[Stored records]
------------

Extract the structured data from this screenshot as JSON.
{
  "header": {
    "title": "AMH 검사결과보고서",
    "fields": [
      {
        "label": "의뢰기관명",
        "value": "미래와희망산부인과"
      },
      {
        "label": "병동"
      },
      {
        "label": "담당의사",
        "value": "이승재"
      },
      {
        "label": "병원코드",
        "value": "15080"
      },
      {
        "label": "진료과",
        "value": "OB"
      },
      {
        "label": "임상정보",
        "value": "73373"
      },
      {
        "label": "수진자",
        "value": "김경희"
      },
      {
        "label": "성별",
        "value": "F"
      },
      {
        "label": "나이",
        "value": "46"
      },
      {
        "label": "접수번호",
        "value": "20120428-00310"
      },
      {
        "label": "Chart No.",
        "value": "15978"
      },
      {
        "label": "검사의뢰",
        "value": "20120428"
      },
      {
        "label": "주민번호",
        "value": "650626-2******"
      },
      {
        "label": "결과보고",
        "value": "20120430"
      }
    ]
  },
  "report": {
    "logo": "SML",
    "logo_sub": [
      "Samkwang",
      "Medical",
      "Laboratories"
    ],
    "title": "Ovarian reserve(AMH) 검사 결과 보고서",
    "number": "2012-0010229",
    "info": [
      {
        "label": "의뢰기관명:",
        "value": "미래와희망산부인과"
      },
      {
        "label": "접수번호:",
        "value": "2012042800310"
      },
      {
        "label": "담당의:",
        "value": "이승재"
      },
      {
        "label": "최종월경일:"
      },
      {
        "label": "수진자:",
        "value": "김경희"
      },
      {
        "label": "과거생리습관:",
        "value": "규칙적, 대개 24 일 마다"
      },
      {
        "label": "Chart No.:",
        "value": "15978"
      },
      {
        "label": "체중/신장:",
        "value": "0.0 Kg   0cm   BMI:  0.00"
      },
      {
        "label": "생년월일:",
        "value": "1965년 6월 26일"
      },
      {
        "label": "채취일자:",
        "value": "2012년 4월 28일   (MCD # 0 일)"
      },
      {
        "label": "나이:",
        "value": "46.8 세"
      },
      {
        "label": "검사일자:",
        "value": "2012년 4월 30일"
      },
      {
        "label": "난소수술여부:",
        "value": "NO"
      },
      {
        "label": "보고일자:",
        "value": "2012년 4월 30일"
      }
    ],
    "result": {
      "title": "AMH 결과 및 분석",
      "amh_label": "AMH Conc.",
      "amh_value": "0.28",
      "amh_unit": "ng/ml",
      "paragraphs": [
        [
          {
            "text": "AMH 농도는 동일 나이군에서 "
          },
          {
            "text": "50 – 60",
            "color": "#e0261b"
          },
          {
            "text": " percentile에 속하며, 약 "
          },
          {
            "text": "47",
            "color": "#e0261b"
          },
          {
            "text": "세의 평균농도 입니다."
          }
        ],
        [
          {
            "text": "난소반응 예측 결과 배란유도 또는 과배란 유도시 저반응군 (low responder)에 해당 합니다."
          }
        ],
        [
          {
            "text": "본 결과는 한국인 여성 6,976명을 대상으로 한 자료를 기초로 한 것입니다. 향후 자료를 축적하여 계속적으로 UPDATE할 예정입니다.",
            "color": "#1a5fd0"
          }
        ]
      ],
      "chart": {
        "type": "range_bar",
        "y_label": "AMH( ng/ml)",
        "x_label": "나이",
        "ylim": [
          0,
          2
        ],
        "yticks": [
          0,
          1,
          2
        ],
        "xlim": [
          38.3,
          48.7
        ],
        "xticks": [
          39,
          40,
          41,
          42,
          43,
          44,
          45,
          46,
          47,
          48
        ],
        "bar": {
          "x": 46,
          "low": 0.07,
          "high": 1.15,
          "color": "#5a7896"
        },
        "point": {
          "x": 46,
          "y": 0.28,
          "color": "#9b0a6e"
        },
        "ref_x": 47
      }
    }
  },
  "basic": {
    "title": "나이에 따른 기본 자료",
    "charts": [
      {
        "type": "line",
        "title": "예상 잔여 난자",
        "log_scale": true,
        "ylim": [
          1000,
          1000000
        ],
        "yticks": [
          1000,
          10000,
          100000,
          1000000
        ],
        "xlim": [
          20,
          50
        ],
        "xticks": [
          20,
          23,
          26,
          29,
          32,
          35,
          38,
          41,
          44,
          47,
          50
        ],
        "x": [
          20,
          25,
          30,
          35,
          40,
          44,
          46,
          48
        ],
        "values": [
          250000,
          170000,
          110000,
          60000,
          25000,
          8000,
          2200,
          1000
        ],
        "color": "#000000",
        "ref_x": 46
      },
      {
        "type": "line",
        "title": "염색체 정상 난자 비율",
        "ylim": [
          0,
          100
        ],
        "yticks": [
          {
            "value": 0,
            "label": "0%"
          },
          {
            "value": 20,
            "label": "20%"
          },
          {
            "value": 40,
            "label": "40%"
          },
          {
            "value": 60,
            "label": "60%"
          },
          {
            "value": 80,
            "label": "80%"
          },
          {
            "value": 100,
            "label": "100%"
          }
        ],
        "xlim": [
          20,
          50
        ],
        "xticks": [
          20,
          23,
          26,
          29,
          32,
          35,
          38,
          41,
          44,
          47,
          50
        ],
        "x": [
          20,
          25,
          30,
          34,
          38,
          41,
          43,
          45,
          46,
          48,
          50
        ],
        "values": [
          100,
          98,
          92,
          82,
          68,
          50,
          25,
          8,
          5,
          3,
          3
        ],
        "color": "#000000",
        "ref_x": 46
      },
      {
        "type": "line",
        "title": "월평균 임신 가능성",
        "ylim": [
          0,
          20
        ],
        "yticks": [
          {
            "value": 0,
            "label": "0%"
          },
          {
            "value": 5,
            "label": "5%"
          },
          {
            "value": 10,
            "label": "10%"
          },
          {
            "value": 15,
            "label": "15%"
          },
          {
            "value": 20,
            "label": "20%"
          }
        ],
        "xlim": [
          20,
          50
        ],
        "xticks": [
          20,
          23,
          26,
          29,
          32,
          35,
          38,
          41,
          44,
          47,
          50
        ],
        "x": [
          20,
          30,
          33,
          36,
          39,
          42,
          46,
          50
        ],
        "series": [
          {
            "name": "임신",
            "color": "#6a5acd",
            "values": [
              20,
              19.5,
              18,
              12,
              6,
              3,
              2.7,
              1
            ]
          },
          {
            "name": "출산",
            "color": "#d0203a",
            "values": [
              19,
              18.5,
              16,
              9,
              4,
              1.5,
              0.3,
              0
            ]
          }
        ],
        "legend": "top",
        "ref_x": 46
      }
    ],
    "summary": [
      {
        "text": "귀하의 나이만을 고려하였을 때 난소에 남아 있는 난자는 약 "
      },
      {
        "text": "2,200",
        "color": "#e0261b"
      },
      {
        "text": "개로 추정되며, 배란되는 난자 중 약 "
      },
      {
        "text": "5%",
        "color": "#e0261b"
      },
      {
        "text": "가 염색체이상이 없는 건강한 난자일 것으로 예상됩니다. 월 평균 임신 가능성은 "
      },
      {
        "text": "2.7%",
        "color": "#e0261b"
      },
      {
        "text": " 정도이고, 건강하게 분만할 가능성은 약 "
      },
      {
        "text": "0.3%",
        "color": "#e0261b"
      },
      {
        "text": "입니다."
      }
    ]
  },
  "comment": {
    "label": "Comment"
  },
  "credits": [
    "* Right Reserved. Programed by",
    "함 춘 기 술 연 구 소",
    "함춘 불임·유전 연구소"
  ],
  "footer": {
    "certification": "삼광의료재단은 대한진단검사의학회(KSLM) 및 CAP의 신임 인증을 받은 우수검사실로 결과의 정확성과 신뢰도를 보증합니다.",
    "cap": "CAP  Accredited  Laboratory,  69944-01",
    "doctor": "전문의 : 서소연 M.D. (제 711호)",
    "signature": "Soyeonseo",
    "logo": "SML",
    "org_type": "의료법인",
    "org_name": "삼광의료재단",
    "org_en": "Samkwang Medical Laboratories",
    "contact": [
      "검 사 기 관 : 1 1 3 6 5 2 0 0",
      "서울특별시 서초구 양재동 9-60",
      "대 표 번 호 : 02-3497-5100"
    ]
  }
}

------------

Instructions to follow:
Provide only the number of lines in the entries that hold the word "Medical".

Right answer:
2